▶ **Problem to work on**
All of the data below must be repeated exactly.

--- begin ---

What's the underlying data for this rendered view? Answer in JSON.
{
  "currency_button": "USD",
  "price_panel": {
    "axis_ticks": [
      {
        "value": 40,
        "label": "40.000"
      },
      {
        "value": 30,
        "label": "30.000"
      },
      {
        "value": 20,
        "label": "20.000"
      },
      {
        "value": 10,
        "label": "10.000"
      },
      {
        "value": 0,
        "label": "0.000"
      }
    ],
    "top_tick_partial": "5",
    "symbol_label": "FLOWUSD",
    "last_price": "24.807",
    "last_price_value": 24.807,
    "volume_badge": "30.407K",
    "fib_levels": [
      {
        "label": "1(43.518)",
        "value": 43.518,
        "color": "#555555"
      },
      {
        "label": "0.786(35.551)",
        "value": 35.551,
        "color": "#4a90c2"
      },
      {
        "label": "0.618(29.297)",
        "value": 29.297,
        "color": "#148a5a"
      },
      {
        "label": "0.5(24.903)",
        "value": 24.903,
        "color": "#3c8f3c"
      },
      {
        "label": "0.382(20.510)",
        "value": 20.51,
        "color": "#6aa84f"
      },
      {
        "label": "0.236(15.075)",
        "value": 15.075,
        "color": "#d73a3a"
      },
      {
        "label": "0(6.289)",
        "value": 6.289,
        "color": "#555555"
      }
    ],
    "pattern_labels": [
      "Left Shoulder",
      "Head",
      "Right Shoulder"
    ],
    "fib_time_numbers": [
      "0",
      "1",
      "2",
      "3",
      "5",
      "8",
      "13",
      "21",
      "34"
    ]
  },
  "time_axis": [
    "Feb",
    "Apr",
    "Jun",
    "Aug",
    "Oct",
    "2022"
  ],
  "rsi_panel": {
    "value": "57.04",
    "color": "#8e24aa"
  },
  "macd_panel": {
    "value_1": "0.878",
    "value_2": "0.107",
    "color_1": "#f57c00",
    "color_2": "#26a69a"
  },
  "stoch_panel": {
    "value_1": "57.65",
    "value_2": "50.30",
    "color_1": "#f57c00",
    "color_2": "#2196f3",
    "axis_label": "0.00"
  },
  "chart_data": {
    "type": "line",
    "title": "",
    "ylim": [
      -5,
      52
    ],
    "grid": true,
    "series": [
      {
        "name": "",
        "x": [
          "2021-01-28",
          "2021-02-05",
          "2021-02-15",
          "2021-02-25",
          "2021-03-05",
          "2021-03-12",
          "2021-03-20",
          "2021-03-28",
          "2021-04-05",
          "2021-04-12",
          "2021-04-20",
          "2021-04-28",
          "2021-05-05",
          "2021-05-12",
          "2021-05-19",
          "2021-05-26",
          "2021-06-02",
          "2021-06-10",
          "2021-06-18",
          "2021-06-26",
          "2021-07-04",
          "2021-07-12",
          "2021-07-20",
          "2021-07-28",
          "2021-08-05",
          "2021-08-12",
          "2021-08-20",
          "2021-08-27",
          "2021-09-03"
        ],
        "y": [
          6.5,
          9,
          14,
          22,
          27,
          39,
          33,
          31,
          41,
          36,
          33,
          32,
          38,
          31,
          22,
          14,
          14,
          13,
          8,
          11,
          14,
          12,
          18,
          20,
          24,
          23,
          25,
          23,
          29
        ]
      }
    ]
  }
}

--- end ---

▶ **Finished exercise**
What's the underlying data for this rendered view? Answer in JSON.
{
  "currency_button": "USD",
  "price_panel": {
    "axis_ticks": [
      {
        "value": 40,
        "label": "40.000"
      },
      {
        "value": 30,
        "label": "30.000"
      },
      {
        "value": 20,
        "label": "20.000"
      },
      {
        "value": 10,
        "label": "10.000"
      },
      {
        "value": 0,
        "label": "0.000"
      }
    ],
    "top_tick_partial": "5",
    "symbol_label": "FLOWUSD",
    "last_price": "24.807",
    "last_price_value": 24.807,
    "volume_badge": "30.407K",
    "fib_levels": [
      {
        "label": "1(43.518)",
        "value": 43.518,
        "color": "#555555"
      },
      {
        "label": "0.786(35.551)",
        "value": 35.551,
        "color": "#4a90c2"
      },
      {
        "label": "0.618(29.297)",
        "value": 29.297,
        "color": "#148a5a"
      },
      {
        "label": "0.5(24.903)",
        "value": 24.903,
        "color": "#3c8f3c"
      },
      {
        "label": "0.382(20.510)",
        "value": 20.51,
        "color": "#6aa84f"
      },
      {
        "label": "0.236(15.075)",
        "value": 15.075,
        "color": "#d73a3a"
      },
      {
        "label": "0(6.289)",
        "value": 6.289,
        "color": "#555555"
      }
    ],
    "pattern_labels": [
      "Left Shoulder",
      "Head",
      "Right Shoulder"
    ],
    "fib_time_numbers": [
      "0",
      "1",
      "2",
      "3",
      "5",
      "8",
      "13",
      "21",
      "34"
    ]
  },
  "time_axis": [
    "Feb",
    "Apr",
    "Jun",
    "Aug",
    "Oct",
    "2022"
  ],
  "rsi_panel": {
    "value": "57.04",
    "color": "#8e24aa"
  },
  "macd_panel": {
    "value_1": "0.878",
    "value_2": "0.107",
    "color_1": "#f57c00",
    "color_2": "#26a69a"
  },
  "stoch_panel": {
    "value_1": "57.65",
    "value_2": "50.30",
    "color_1": "#f57c00",
    "color_2": "#2196f3",
    "axis_label": "0.00"
  },
  "chart_data": {
    "type": "line",
    "title": "",
    "ylim": [
      -5,
      52
    ],
    "grid": true,
    "series": [
      {
        "name": "",
        "x": [
          "2021-01-28",
          "2021-02-05",
          "2021-02-15",
          "2021-02-25",
          "2021-03-05",
          "2021-03-12",
          "2021-03-20",
          "2021-03-28",
          "2021-04-05",
          "2021-04-12",
          "2021-04-20",
          "2021-04-28",
          "2021-05-05",
          "2021-05-12",
          "2021-05-19",
          "2021-05-26",
          "2021-06-02",
          "2021-06-10",
          "2021-06-18",
          "2021-06-26",
          "2021-07-04",
          "2021-07-12",
          "2021-07-20",
          "2021-07-28",
          "2021-08-05",
          "2021-08-12",
          "2021-08-20",
          "2021-08-27",
          "2021-09-03"
        ],
        "y": [
          6.5,
          9,
          14,
          22,
          27,
          39,
          33,
          31,
          41,
          36,
          33,
          32,
          38,
          31,
          22,
          14,
          14,
          13,
          8,
          11,
          14,
          12,
          18,
          20,
          24,
          23,
          25,
          23,
          29
        ]
      }
    ]
  }
}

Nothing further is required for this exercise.